● **Task**
Count the lines below that contain the string "Sonnet", matching case exactly, and give only that number.

● **Information given**
= = = = = = =
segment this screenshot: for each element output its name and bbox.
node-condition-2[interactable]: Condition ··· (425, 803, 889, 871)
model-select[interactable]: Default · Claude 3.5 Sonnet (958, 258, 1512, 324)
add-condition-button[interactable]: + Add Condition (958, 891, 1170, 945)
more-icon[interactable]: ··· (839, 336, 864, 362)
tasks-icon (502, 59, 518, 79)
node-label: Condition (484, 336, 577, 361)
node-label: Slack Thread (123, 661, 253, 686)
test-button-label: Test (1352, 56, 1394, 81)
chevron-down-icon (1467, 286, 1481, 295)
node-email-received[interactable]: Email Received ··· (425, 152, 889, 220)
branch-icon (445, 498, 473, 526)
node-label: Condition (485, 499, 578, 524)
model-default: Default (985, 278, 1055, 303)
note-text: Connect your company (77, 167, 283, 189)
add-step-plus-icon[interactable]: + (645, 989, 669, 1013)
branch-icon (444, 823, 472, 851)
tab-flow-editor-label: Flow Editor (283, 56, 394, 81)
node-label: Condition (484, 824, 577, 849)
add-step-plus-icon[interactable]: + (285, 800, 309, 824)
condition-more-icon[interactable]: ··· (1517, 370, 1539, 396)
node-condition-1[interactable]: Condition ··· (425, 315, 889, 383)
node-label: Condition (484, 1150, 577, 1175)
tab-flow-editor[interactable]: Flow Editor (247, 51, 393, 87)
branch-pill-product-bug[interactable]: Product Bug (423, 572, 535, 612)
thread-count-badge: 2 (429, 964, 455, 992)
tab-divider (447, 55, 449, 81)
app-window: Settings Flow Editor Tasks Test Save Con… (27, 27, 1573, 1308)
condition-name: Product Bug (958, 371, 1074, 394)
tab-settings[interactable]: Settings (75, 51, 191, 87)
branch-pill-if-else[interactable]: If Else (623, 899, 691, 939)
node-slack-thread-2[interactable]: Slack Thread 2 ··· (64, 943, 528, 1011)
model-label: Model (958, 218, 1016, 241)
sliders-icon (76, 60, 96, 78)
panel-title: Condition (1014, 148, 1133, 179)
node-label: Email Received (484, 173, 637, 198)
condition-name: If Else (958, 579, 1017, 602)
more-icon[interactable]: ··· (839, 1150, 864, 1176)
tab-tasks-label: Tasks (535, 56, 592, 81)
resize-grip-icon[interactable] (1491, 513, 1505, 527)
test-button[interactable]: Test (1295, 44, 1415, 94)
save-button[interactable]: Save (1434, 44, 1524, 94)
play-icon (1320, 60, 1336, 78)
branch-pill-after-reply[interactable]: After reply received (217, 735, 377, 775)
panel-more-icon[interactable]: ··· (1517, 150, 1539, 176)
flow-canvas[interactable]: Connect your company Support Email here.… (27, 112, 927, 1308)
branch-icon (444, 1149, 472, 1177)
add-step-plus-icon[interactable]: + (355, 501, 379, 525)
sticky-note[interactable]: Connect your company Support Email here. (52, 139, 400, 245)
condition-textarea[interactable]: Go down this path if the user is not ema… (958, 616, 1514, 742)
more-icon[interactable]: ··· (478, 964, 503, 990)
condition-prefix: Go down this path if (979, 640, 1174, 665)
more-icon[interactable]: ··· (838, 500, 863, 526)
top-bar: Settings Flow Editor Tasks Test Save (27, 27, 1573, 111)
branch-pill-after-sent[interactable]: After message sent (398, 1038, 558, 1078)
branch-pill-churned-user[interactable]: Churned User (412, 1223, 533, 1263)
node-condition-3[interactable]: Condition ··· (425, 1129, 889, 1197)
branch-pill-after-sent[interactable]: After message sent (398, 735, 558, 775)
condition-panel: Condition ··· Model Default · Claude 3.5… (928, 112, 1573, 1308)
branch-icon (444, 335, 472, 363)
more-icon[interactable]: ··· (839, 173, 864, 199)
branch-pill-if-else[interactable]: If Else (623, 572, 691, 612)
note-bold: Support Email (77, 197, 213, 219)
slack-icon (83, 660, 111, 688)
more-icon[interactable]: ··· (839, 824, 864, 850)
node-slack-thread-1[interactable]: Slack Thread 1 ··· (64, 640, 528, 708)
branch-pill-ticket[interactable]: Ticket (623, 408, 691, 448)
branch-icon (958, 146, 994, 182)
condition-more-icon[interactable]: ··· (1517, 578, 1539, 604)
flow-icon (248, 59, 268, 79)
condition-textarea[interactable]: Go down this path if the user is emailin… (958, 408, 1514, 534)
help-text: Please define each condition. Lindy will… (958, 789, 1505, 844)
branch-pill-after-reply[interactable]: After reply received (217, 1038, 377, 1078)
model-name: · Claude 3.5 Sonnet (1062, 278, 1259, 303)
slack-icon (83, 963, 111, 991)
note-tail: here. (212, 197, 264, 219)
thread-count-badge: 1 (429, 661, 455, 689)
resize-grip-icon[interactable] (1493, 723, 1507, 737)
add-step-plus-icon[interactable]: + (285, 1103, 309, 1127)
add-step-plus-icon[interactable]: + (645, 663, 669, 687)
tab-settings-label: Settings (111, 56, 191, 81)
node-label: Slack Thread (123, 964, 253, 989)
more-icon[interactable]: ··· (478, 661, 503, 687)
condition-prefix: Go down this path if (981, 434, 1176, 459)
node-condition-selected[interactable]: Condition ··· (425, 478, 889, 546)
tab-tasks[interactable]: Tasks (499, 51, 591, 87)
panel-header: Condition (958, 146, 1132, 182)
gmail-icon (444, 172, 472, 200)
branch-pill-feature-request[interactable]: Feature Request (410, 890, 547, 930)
= = = = = = =
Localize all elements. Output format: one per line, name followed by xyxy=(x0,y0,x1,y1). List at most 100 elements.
= = = = = = =
● **Solved problem**
2